EXERCISE
Reproduce the data exactly.
[start]
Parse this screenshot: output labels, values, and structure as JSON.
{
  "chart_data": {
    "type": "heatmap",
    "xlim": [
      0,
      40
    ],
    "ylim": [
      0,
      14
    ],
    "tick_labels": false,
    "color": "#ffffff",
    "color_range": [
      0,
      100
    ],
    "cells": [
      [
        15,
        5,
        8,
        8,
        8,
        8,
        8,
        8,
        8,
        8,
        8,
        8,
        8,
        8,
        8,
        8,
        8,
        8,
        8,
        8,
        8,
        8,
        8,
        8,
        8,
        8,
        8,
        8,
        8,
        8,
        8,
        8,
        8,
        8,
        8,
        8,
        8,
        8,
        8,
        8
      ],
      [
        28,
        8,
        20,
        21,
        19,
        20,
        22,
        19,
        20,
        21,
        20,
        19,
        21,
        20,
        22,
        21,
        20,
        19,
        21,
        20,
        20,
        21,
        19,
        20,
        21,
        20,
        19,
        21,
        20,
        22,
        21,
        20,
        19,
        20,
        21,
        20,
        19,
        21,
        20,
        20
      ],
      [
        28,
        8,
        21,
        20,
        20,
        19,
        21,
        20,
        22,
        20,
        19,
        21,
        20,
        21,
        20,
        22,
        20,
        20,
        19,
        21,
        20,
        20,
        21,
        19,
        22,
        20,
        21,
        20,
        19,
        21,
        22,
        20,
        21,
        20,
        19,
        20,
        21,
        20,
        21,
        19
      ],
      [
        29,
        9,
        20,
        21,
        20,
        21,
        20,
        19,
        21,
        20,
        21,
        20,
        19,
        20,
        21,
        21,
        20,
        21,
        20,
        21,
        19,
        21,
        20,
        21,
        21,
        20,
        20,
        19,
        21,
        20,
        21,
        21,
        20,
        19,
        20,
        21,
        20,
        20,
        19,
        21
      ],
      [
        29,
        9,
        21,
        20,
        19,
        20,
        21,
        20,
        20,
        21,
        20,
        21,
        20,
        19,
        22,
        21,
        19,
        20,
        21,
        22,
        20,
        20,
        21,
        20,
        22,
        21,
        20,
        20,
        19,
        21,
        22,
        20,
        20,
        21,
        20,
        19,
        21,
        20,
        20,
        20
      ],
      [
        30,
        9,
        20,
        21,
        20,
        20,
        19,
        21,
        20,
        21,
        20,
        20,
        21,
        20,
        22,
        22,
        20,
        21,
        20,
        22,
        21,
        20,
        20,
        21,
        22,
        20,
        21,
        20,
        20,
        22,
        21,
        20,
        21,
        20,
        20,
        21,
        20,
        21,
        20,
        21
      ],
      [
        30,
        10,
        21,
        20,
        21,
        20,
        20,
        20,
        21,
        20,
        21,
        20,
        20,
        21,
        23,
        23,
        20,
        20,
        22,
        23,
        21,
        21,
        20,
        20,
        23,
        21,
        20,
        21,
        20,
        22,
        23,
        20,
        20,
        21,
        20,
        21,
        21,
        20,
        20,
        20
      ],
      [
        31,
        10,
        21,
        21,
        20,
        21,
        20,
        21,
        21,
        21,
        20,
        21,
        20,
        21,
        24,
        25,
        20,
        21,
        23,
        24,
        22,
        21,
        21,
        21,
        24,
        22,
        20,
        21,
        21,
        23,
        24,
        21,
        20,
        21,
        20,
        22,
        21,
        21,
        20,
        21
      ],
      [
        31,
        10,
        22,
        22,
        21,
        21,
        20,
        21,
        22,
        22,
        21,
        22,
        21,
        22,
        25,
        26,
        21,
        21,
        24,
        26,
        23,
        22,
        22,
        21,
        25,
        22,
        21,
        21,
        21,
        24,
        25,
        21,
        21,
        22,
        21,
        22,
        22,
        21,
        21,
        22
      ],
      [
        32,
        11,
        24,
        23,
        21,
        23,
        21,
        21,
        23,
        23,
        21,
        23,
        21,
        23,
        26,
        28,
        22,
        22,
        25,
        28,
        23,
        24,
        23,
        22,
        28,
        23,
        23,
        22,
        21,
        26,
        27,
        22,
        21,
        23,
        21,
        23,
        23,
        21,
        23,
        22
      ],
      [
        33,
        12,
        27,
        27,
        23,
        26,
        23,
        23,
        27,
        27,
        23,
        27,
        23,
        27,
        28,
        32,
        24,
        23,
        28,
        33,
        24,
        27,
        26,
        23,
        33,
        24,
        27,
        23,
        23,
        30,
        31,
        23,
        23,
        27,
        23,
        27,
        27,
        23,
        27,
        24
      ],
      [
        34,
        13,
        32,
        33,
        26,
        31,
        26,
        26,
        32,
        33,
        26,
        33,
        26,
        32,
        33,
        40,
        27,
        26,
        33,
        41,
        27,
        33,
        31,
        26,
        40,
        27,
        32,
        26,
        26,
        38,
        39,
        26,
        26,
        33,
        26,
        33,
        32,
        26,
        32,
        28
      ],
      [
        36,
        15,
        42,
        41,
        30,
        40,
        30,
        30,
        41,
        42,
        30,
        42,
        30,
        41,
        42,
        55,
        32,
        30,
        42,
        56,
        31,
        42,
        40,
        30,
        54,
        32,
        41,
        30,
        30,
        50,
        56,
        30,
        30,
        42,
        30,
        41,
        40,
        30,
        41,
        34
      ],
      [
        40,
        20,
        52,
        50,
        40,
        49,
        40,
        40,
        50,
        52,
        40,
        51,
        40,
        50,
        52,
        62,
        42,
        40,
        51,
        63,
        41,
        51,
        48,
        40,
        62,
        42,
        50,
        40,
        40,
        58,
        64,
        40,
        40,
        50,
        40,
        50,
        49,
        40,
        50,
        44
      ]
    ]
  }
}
[end]
SOLUTION TO THIS TASK
Parse this screenshot: output labels, values, and structure as JSON.
{
  "chart_data": {
    "type": "heatmap",
    "xlim": [
      0,
      40
    ],
    "ylim": [
      0,
      14
    ],
    "tick_labels": false,
    "color": "#ffffff",
    "color_range": [
      0,
      100
    ],
    "cells": [
      [
        15,
        5,
        8,
        8,
        8,
        8,
        8,
        8,
        8,
        8,
        8,
        8,
        8,
        8,
        8,
        8,
        8,
        8,
        8,
        8,
        8,
        8,
        8,
        8,
        8,
        8,
        8,
        8,
        8,
        8,
        8,
        8,
        8,
        8,
        8,
        8,
        8,
        8,
        8,
        8
      ],
      [
        28,
        8,
        20,
        21,
        19,
        20,
        22,
        19,
        20,
        21,
        20,
        19,
        21,
        20,
        22,
        21,
        20,
        19,
        21,
        20,
        20,
        21,
        19,
        20,
        21,
        20,
        19,
        21,
        20,
        22,
        21,
        20,
        19,
        20,
        21,
        20,
        19,
        21,
        20,
        20
      ],
      [
        28,
        8,
        21,
        20,
        20,
        19,
        21,
        20,
        22,
        20,
        19,
        21,
        20,
        21,
        20,
        22,
        20,
        20,
        19,
        21,
        20,
        20,
        21,
        19,
        22,
        20,
        21,
        20,
        19,
        21,
        22,
        20,
        21,
        20,
        19,
        20,
        21,
        20,
        21,
        19
      ],
      [
        29,
        9,
        20,
        21,
        20,
        21,
        20,
        19,
        21,
        20,
        21,
        20,
        19,
        20,
        21,
        21,
        20,
        21,
        20,
        21,
        19,
        21,
        20,
        21,
        21,
        20,
        20,
        19,
        21,
        20,
        21,
        21,
        20,
        19,
        20,
        21,
        20,
        20,
        19,
        21
      ],
      [
        29,
        9,
        21,
        20,
        19,
        20,
        21,
        20,
        20,
        21,
        20,
        21,
        20,
        19,
        22,
        21,
        19,
        20,
        21,
        22,
        20,
        20,
        21,
        20,
        22,
        21,
        20,
        20,
        19,
        21,
        22,
        20,
        20,
        21,
        20,
        19,
        21,
        20,
        20,
        20
      ],
      [
        30,
        9,
        20,
        21,
        20,
        20,
        19,
        21,
        20,
        21,
        20,
        20,
        21,
        20,
        22,
        22,
        20,
        21,
        20,
        22,
        21,
        20,
        20,
        21,
        22,
        20,
        21,
        20,
        20,
        22,
        21,
        20,
        21,
        20,
        20,
        21,
        20,
        21,
        20,
        21
      ],
      [
        30,
        10,
        21,
        20,
        21,
        20,
        20,
        20,
        21,
        20,
        21,
        20,
        20,
        21,
        23,
        23,
        20,
        20,
        22,
        23,
        21,
        21,
        20,
        20,
        23,
        21,
        20,
        21,
        20,
        22,
        23,
        20,
        20,
        21,
        20,
        21,
        21,
        20,
        20,
        20
      ],
      [
        31,
        10,
        21,
        21,
        20,
        21,
        20,
        21,
        21,
        21,
        20,
        21,
        20,
        21,
        24,
        25,
        20,
        21,
        23,
        24,
        22,
        21,
        21,
        21,
        24,
        22,
        20,
        21,
        21,
        23,
        24,
        21,
        20,
        21,
        20,
        22,
        21,
        21,
        20,
        21
      ],
      [
        31,
        10,
        22,
        22,
        21,
        21,
        20,
        21,
        22,
        22,
        21,
        22,
        21,
        22,
        25,
        26,
        21,
        21,
        24,
        26,
        23,
        22,
        22,
        21,
        25,
        22,
        21,
        21,
        21,
        24,
        25,
        21,
        21,
        22,
        21,
        22,
        22,
        21,
        21,
        22
      ],
      [
        32,
        11,
        24,
        23,
        21,
        23,
        21,
        21,
        23,
        23,
        21,
        23,
        21,
        23,
        26,
        28,
        22,
        22,
        25,
        28,
        23,
        24,
        23,
        22,
        28,
        23,
        23,
        22,
        21,
        26,
        27,
        22,
        21,
        23,
        21,
        23,
        23,
        21,
        23,
        22
      ],
      [
        33,
        12,
        27,
        27,
        23,
        26,
        23,
        23,
        27,
        27,
        23,
        27,
        23,
        27,
        28,
        32,
        24,
        23,
        28,
        33,
        24,
        27,
        26,
        23,
        33,
        24,
        27,
        23,
        23,
        30,
        31,
        23,
        23,
        27,
        23,
        27,
        27,
        23,
        27,
        24
      ],
      [
        34,
        13,
        32,
        33,
        26,
        31,
        26,
        26,
        32,
        33,
        26,
        33,
        26,
        32,
        33,
        40,
        27,
        26,
        33,
        41,
        27,
        33,
        31,
        26,
        40,
        27,
        32,
        26,
        26,
        38,
        39,
        26,
        26,
        33,
        26,
        33,
        32,
        26,
        32,
        28
      ],
      [
        36,
        15,
        42,
        41,
        30,
        40,
        30,
        30,
        41,
        42,
        30,
        42,
        30,
        41,
        42,
        55,
        32,
        30,
        42,
        56,
        31,
        42,
        40,
        30,
        54,
        32,
        41,
        30,
        30,
        50,
        56,
        30,
        30,
        42,
        30,
        41,
        40,
        30,
        41,
        34
      ],
      [
        40,
        20,
        52,
        50,
        40,
        49,
        40,
        40,
        50,
        52,
        40,
        51,
        40,
        50,
        52,
        62,
        42,
        40,
        51,
        63,
        41,
        51,
        48,
        40,
        62,
        42,
        50,
        40,
        40,
        58,
        64,
        40,
        40,
        50,
        40,
        50,
        49,
        40,
        50,
        44
      ]
    ]
  }
}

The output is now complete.